**WHAT YOU NEED TO DO:** Copy out the entries in full and with complete accuracy; pictures are excluded.

**LISTED ENTRIES:**
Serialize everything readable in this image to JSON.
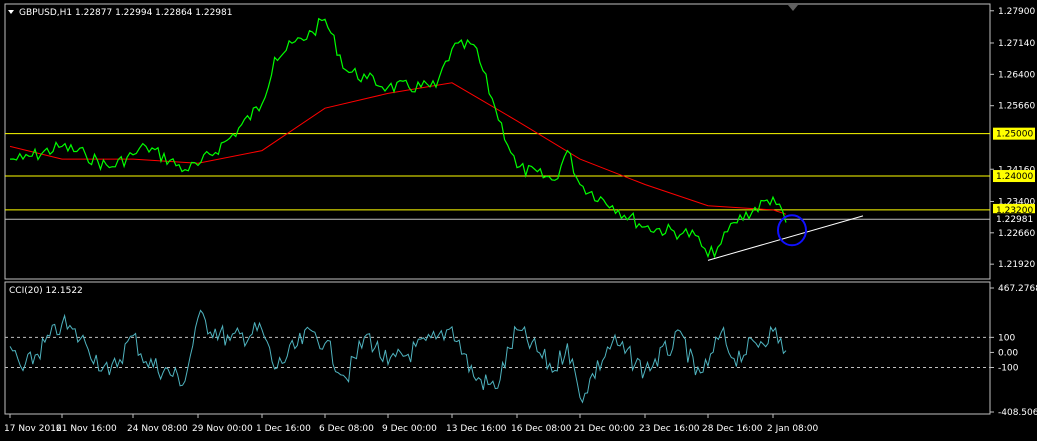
{
  "chart_data": [
    {
      "type": "line",
      "title": "GBPUSD,H1  1.22877 1.22994 1.22864 1.22981",
      "symbol": "GBPUSD",
      "timeframe": "H1",
      "ohlc": {
        "open": 1.22877,
        "high": 1.22994,
        "low": 1.22864,
        "close": 1.22981
      },
      "ylim": [
        1.2157,
        1.2806
      ],
      "y_ticks": [
        "1.27900",
        "1.27140",
        "1.26400",
        "1.25660",
        "1.24160",
        "1.23400",
        "1.22660",
        "1.21920"
      ],
      "horizontal_lines": [
        {
          "value": 1.25,
          "label": "1.25000",
          "color": "#ffff00"
        },
        {
          "value": 1.24,
          "label": "1.24000",
          "color": "#ffff00"
        },
        {
          "value": 1.232,
          "label": "1.23200",
          "color": "#ffff00"
        },
        {
          "value": 1.22981,
          "label": "1.22981",
          "color": "#c0c0c0"
        }
      ],
      "trendline": {
        "from": {
          "x": "28 Dec 2016",
          "y": 1.2201
        },
        "to": {
          "x": "3 Jan 2017",
          "y": 1.2306
        },
        "color": "#ffffff"
      },
      "marker": {
        "shape": "circle",
        "x": "2 Jan 2017",
        "y": 1.2272,
        "color": "#1010ff"
      },
      "series": [
        {
          "role": "price",
          "color": "#00ff00",
          "x": [
            "17 Nov 2016",
            "18 Nov 2016",
            "21 Nov 2016",
            "22 Nov 2016",
            "23 Nov 2016",
            "24 Nov 2016",
            "25 Nov 2016",
            "28 Nov 2016",
            "29 Nov 2016",
            "30 Nov 2016",
            "1 Dec 2016",
            "2 Dec 2016",
            "5 Dec 2016",
            "6 Dec 2016",
            "7 Dec 2016",
            "8 Dec 2016",
            "9 Dec 2016",
            "12 Dec 2016",
            "13 Dec 2016",
            "14 Dec 2016",
            "15 Dec 2016",
            "16 Dec 2016",
            "19 Dec 2016",
            "20 Dec 2016",
            "21 Dec 2016",
            "22 Dec 2016",
            "23 Dec 2016",
            "26 Dec 2016",
            "27 Dec 2016",
            "28 Dec 2016",
            "29 Dec 2016",
            "30 Dec 2016",
            "2 Jan 2017",
            "3 Jan 2017"
          ],
          "values": [
            1.244,
            1.244,
            1.247,
            1.245,
            1.242,
            1.245,
            1.247,
            1.2415,
            1.2425,
            1.249,
            1.257,
            1.268,
            1.274,
            1.277,
            1.265,
            1.263,
            1.261,
            1.261,
            1.27,
            1.271,
            1.256,
            1.242,
            1.239,
            1.246,
            1.238,
            1.233,
            1.228,
            1.2265,
            1.226,
            1.221,
            1.224,
            1.229,
            1.235,
            1.229
          ]
        },
        {
          "role": "moving-average",
          "color": "#ff0000",
          "x": [
            "17 Nov 2016",
            "21 Nov 2016",
            "24 Nov 2016",
            "29 Nov 2016",
            "1 Dec 2016",
            "6 Dec 2016",
            "9 Dec 2016",
            "13 Dec 2016",
            "16 Dec 2016",
            "21 Dec 2016",
            "23 Dec 2016",
            "28 Dec 2016",
            "2 Jan 2017",
            "3 Jan 2017"
          ],
          "values": [
            1.247,
            1.244,
            1.244,
            1.243,
            1.246,
            1.256,
            1.2595,
            1.262,
            1.253,
            1.244,
            1.238,
            1.233,
            1.232,
            1.231
          ]
        }
      ]
    },
    {
      "type": "line",
      "title": "CCI(20) 12.1522",
      "indicator": "CCI(20)",
      "current_value": 12.1522,
      "ylim": [
        -408.5069,
        467.2768
      ],
      "y_ticks": [
        "467.2768",
        "100",
        "0.00",
        "-100",
        "-408.5069"
      ],
      "levels": [
        100,
        -100
      ],
      "series": [
        {
          "role": "cci",
          "color": "#4fb3bf",
          "x": [
            "17 Nov 2016",
            "18 Nov 2016",
            "21 Nov 2016",
            "22 Nov 2016",
            "23 Nov 2016",
            "24 Nov 2016",
            "25 Nov 2016",
            "28 Nov 2016",
            "29 Nov 2016",
            "30 Nov 2016",
            "1 Dec 2016",
            "2 Dec 2016",
            "5 Dec 2016",
            "6 Dec 2016",
            "7 Dec 2016",
            "8 Dec 2016",
            "9 Dec 2016",
            "12 Dec 2016",
            "13 Dec 2016",
            "14 Dec 2016",
            "15 Dec 2016",
            "16 Dec 2016",
            "19 Dec 2016",
            "20 Dec 2016",
            "21 Dec 2016",
            "22 Dec 2016",
            "23 Dec 2016",
            "26 Dec 2016",
            "27 Dec 2016",
            "28 Dec 2016",
            "29 Dec 2016",
            "30 Dec 2016",
            "2 Jan 2017",
            "3 Jan 2017"
          ],
          "values": [
            40,
            -120,
            190,
            60,
            -150,
            110,
            -60,
            -190,
            230,
            80,
            150,
            -110,
            140,
            60,
            -170,
            120,
            -80,
            90,
            170,
            -160,
            -240,
            150,
            -120,
            60,
            -300,
            70,
            -120,
            110,
            -150,
            -90,
            130,
            -40,
            140,
            12
          ]
        }
      ],
      "x_tick_labels": [
        "17 Nov 2016",
        "21 Nov 16:00",
        "24 Nov 08:00",
        "29 Nov 00:00",
        "1 Dec 16:00",
        "6 Dec 08:00",
        "9 Dec 00:00",
        "13 Dec 16:00",
        "16 Dec 08:00",
        "21 Dec 00:00",
        "23 Dec 16:00",
        "28 Dec 16:00",
        "2 Jan 08:00"
      ]
    }
  ]
}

**EXPECTED OUTPUT:**
Serialize everything readable in this image to JSON.
{
  "chart_data": [
    {
      "type": "line",
      "title": "GBPUSD,H1  1.22877 1.22994 1.22864 1.22981",
      "symbol": "GBPUSD",
      "timeframe": "H1",
      "ohlc": {
        "open": 1.22877,
        "high": 1.22994,
        "low": 1.22864,
        "close": 1.22981
      },
      "ylim": [
        1.2157,
        1.2806
      ],
      "y_ticks": [
        "1.27900",
        "1.27140",
        "1.26400",
        "1.25660",
        "1.24160",
        "1.23400",
        "1.22660",
        "1.21920"
      ],
      "horizontal_lines": [
        {
          "value": 1.25,
          "label": "1.25000",
          "color": "#ffff00"
        },
        {
          "value": 1.24,
          "label": "1.24000",
          "color": "#ffff00"
        },
        {
          "value": 1.232,
          "label": "1.23200",
          "color": "#ffff00"
        },
        {
          "value": 1.22981,
          "label": "1.22981",
          "color": "#c0c0c0"
        }
      ],
      "trendline": {
        "from": {
          "x": "28 Dec 2016",
          "y": 1.2201
        },
        "to": {
          "x": "3 Jan 2017",
          "y": 1.2306
        },
        "color": "#ffffff"
      },
      "marker": {
        "shape": "circle",
        "x": "2 Jan 2017",
        "y": 1.2272,
        "color": "#1010ff"
      },
      "series": [
        {
          "role": "price",
          "color": "#00ff00",
          "x": [
            "17 Nov 2016",
            "18 Nov 2016",
            "21 Nov 2016",
            "22 Nov 2016",
            "23 Nov 2016",
            "24 Nov 2016",
            "25 Nov 2016",
            "28 Nov 2016",
            "29 Nov 2016",
            "30 Nov 2016",
            "1 Dec 2016",
            "2 Dec 2016",
            "5 Dec 2016",
            "6 Dec 2016",
            "7 Dec 2016",
            "8 Dec 2016",
            "9 Dec 2016",
            "12 Dec 2016",
            "13 Dec 2016",
            "14 Dec 2016",
            "15 Dec 2016",
            "16 Dec 2016",
            "19 Dec 2016",
            "20 Dec 2016",
            "21 Dec 2016",
            "22 Dec 2016",
            "23 Dec 2016",
            "26 Dec 2016",
            "27 Dec 2016",
            "28 Dec 2016",
            "29 Dec 2016",
            "30 Dec 2016",
            "2 Jan 2017",
            "3 Jan 2017"
          ],
          "values": [
            1.244,
            1.244,
            1.247,
            1.245,
            1.242,
            1.245,
            1.247,
            1.2415,
            1.2425,
            1.249,
            1.257,
            1.268,
            1.274,
            1.277,
            1.265,
            1.263,
            1.261,
            1.261,
            1.27,
            1.271,
            1.256,
            1.242,
            1.239,
            1.246,
            1.238,
            1.233,
            1.228,
            1.2265,
            1.226,
            1.221,
            1.224,
            1.229,
            1.235,
            1.229
          ]
        },
        {
          "role": "moving-average",
          "color": "#ff0000",
          "x": [
            "17 Nov 2016",
            "21 Nov 2016",
            "24 Nov 2016",
            "29 Nov 2016",
            "1 Dec 2016",
            "6 Dec 2016",
            "9 Dec 2016",
            "13 Dec 2016",
            "16 Dec 2016",
            "21 Dec 2016",
            "23 Dec 2016",
            "28 Dec 2016",
            "2 Jan 2017",
            "3 Jan 2017"
          ],
          "values": [
            1.247,
            1.244,
            1.244,
            1.243,
            1.246,
            1.256,
            1.2595,
            1.262,
            1.253,
            1.244,
            1.238,
            1.233,
            1.232,
            1.231
          ]
        }
      ]
    },
    {
      "type": "line",
      "title": "CCI(20) 12.1522",
      "indicator": "CCI(20)",
      "current_value": 12.1522,
      "ylim": [
        -408.5069,
        467.2768
      ],
      "y_ticks": [
        "467.2768",
        "100",
        "0.00",
        "-100",
        "-408.5069"
      ],
      "levels": [
        100,
        -100
      ],
      "series": [
        {
          "role": "cci",
          "color": "#4fb3bf",
          "x": [
            "17 Nov 2016",
            "18 Nov 2016",
            "21 Nov 2016",
            "22 Nov 2016",
            "23 Nov 2016",
            "24 Nov 2016",
            "25 Nov 2016",
            "28 Nov 2016",
            "29 Nov 2016",
            "30 Nov 2016",
            "1 Dec 2016",
            "2 Dec 2016",
            "5 Dec 2016",
            "6 Dec 2016",
            "7 Dec 2016",
            "8 Dec 2016",
            "9 Dec 2016",
            "12 Dec 2016",
            "13 Dec 2016",
            "14 Dec 2016",
            "15 Dec 2016",
            "16 Dec 2016",
            "19 Dec 2016",
            "20 Dec 2016",
            "21 Dec 2016",
            "22 Dec 2016",
            "23 Dec 2016",
            "26 Dec 2016",
            "27 Dec 2016",
            "28 Dec 2016",
            "29 Dec 2016",
            "30 Dec 2016",
            "2 Jan 2017",
            "3 Jan 2017"
          ],
          "values": [
            40,
            -120,
            190,
            60,
            -150,
            110,
            -60,
            -190,
            230,
            80,
            150,
            -110,
            140,
            60,
            -170,
            120,
            -80,
            90,
            170,
            -160,
            -240,
            150,
            -120,
            60,
            -300,
            70,
            -120,
            110,
            -150,
            -90,
            130,
            -40,
            140,
            12
          ]
        }
      ],
      "x_tick_labels": [
        "17 Nov 2016",
        "21 Nov 16:00",
        "24 Nov 08:00",
        "29 Nov 00:00",
        "1 Dec 16:00",
        "6 Dec 08:00",
        "9 Dec 00:00",
        "13 Dec 16:00",
        "16 Dec 08:00",
        "21 Dec 00:00",
        "23 Dec 16:00",
        "28 Dec 16:00",
        "2 Jan 08:00"
      ]
    }
  ]
}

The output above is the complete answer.